**Exercise description:** Rewrite everything in the listing from the line containing "soil-symbol (2202, 264, 2210, 269)" down to the line containing "spt-blows: 3,8,11 (14, 421, 51, 435)", putting "depth-marker" in place of "depth-label" and keeping all else the same.

**Exercise material:**
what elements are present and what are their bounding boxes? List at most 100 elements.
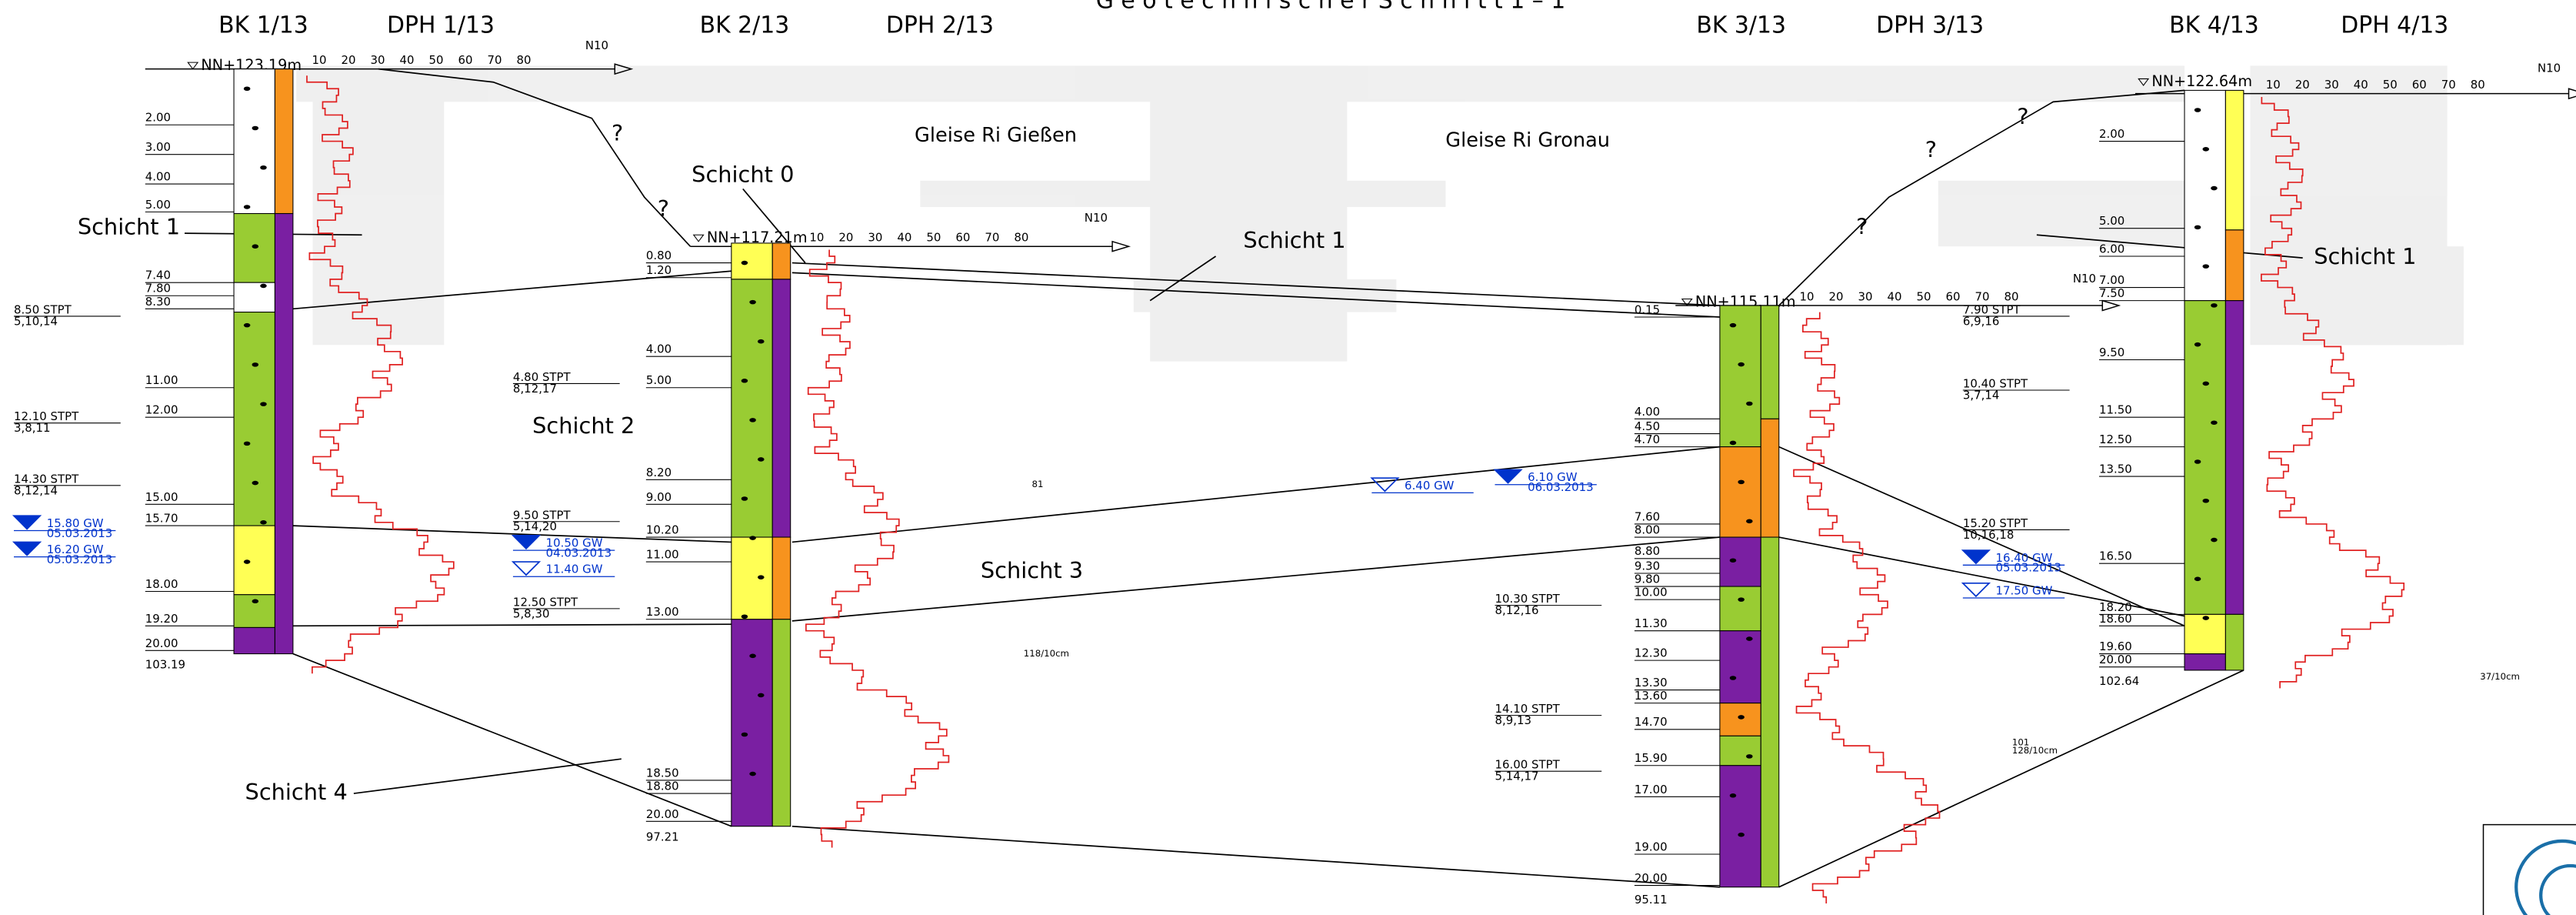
soil-symbol (2202, 264, 2210, 269)
axis-arrow (1111, 240, 1131, 252)
spt-blows: 5,14,17 (1495, 770, 1538, 783)
layer-boundary (1778, 89, 2185, 306)
spt-blows: 5,14,20 (513, 519, 557, 533)
depth-label: 4.00 (1635, 405, 1660, 419)
dph-unit: N10 (2538, 62, 2561, 75)
depth-label: 8.80 (1635, 544, 1660, 558)
depth-label: 4.00 (646, 342, 671, 356)
dph-scale-label: 50 (926, 231, 941, 245)
soil-layer (1719, 735, 1761, 766)
depth-label: 15.00 (145, 490, 178, 504)
depth-label: 11.00 (145, 373, 178, 387)
soil-strip (2224, 89, 2244, 231)
dph-scale-label: 20 (2295, 78, 2310, 92)
depth-label: 18.80 (646, 779, 679, 793)
spt-blows: 3,8,11 (14, 421, 51, 435)
track-label: Gleise Ri Gießen (915, 124, 1077, 147)
depth-label: 19.20 (145, 612, 178, 626)
layer-label: Schicht 2 (532, 412, 635, 439)
soil-layer (731, 279, 773, 538)
groundwater-date: 05.03.2013 (47, 553, 113, 566)
soil-symbol (243, 559, 251, 564)
dph-scale-label: 30 (868, 231, 882, 245)
question-mark: ? (1925, 136, 1937, 162)
layer-boundary (292, 525, 731, 543)
depth-label: 15.90 (1635, 751, 1668, 765)
dph-scale-label: 70 (488, 53, 502, 67)
groundwater-symbol (1961, 549, 1991, 565)
soil-symbol (749, 299, 756, 305)
borehole-name: BK 3/13 (1696, 12, 1786, 39)
dph-note: 118/10cm (1024, 648, 1069, 659)
soil-symbol (2211, 185, 2218, 191)
layer-boundary (353, 758, 622, 794)
spt-blows: 3,7,14 (1963, 388, 2000, 402)
dph-note: 37/10cm (2480, 671, 2520, 682)
dph-scale-label: 40 (897, 231, 911, 245)
layer-boundary (791, 272, 1720, 318)
groundwater-symbol (1961, 582, 1991, 598)
soil-symbol (2194, 459, 2201, 464)
soil-symbol (2202, 616, 2210, 620)
soil-symbol (260, 283, 267, 289)
spt-blows: 5,10,14 (14, 314, 58, 328)
spt-label: 9.50 STPT (513, 508, 572, 522)
dph-scale-label: 60 (955, 231, 970, 245)
soil-symbol (1738, 715, 1745, 720)
dph-unit: N10 (1085, 211, 1108, 225)
depth-label: 0.15 (1635, 302, 1660, 316)
dph-note: 101 (2012, 736, 2029, 747)
spt-label: 4.80 STPT (513, 370, 572, 384)
elevation-marker (692, 234, 705, 242)
soil-symbol (758, 457, 765, 462)
dph-unit: N10 (2073, 272, 2096, 286)
spt-blows: 8,12,17 (513, 382, 557, 396)
depth-label: 8.20 (646, 466, 671, 479)
soil-symbol (1738, 479, 1745, 485)
depth-label: 8.30 (145, 295, 171, 309)
depth-label: 4.50 (1635, 419, 1660, 433)
dph-scale-label: 20 (838, 231, 853, 245)
elevation: NN+122.64m (2151, 72, 2252, 90)
question-mark: ? (612, 120, 623, 146)
soil-symbol (758, 575, 765, 579)
soil-symbol (260, 402, 267, 406)
depth-label: 13.50 (2099, 463, 2132, 476)
soil-strip (274, 68, 294, 215)
question-mark: ? (1856, 214, 1868, 240)
spt-label: 14.30 STPT (14, 472, 79, 486)
dph-note: 81 (1031, 479, 1043, 489)
axis-arrow (614, 63, 634, 75)
spt-label: 7.90 STPT (1963, 302, 2021, 316)
dph-trace (1793, 312, 1941, 904)
groundwater-date: 05.03.2013 (47, 526, 113, 540)
borehole-name: BK 2/13 (700, 12, 790, 39)
depth-label: 15.70 (145, 512, 178, 526)
soil-layer (1719, 446, 1761, 538)
dph-scale-label: 30 (1858, 289, 1873, 303)
soil-symbol (1729, 558, 1737, 563)
dph-scale-label: 70 (1975, 289, 1990, 303)
soil-symbol (260, 165, 267, 170)
depth-label: 6.00 (2099, 242, 2124, 255)
dph-name: DPH 1/13 (387, 12, 495, 39)
soil-layer (1719, 703, 1761, 736)
dph-scale-label: 10 (2266, 78, 2281, 92)
depth-label: 5.00 (646, 373, 671, 387)
soil-layer (2184, 89, 2226, 302)
groundwater-label: 16.20 GW (47, 543, 104, 556)
groundwater-label: 17.50 GW (1996, 583, 2053, 597)
depth-label: 9.50 (2099, 346, 2124, 359)
layer-boundary (791, 536, 1720, 622)
layer-label: Schicht 0 (691, 161, 794, 187)
spt-label: 10.40 STPT (1963, 377, 2028, 391)
dph-scale-label: 60 (458, 53, 473, 67)
depth-label: 20.00 (1635, 871, 1668, 885)
dph-scale-label: 80 (2004, 289, 2019, 303)
soil-symbol (758, 693, 765, 698)
dph-trace (2261, 96, 2405, 689)
dph-scale-label: 40 (1888, 289, 1902, 303)
groundwater-label: 6.40 GW (1405, 479, 1455, 493)
groundwater-label: 10.50 GW (546, 536, 603, 550)
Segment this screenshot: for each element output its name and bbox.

**Solution for this exercise:**
soil-symbol (2202, 264, 2210, 269)
axis-arrow (1111, 240, 1131, 252)
spt-blows: 5,14,17 (1495, 770, 1538, 783)
layer-boundary (1778, 89, 2185, 306)
spt-blows: 5,14,20 (513, 519, 557, 533)
depth-marker: 4.00 (1635, 405, 1660, 419)
dph-unit: N10 (2538, 62, 2561, 75)
depth-marker: 8.80 (1635, 544, 1660, 558)
depth-marker: 4.00 (646, 342, 671, 356)
dph-scale-label: 50 (926, 231, 941, 245)
soil-layer (1719, 735, 1761, 766)
depth-marker: 15.00 (145, 490, 178, 504)
depth-marker: 11.00 (145, 373, 178, 387)
soil-strip (2224, 89, 2244, 231)
dph-scale-label: 20 (2295, 78, 2310, 92)
depth-marker: 18.80 (646, 779, 679, 793)
spt-blows: 3,8,11 (14, 421, 51, 435)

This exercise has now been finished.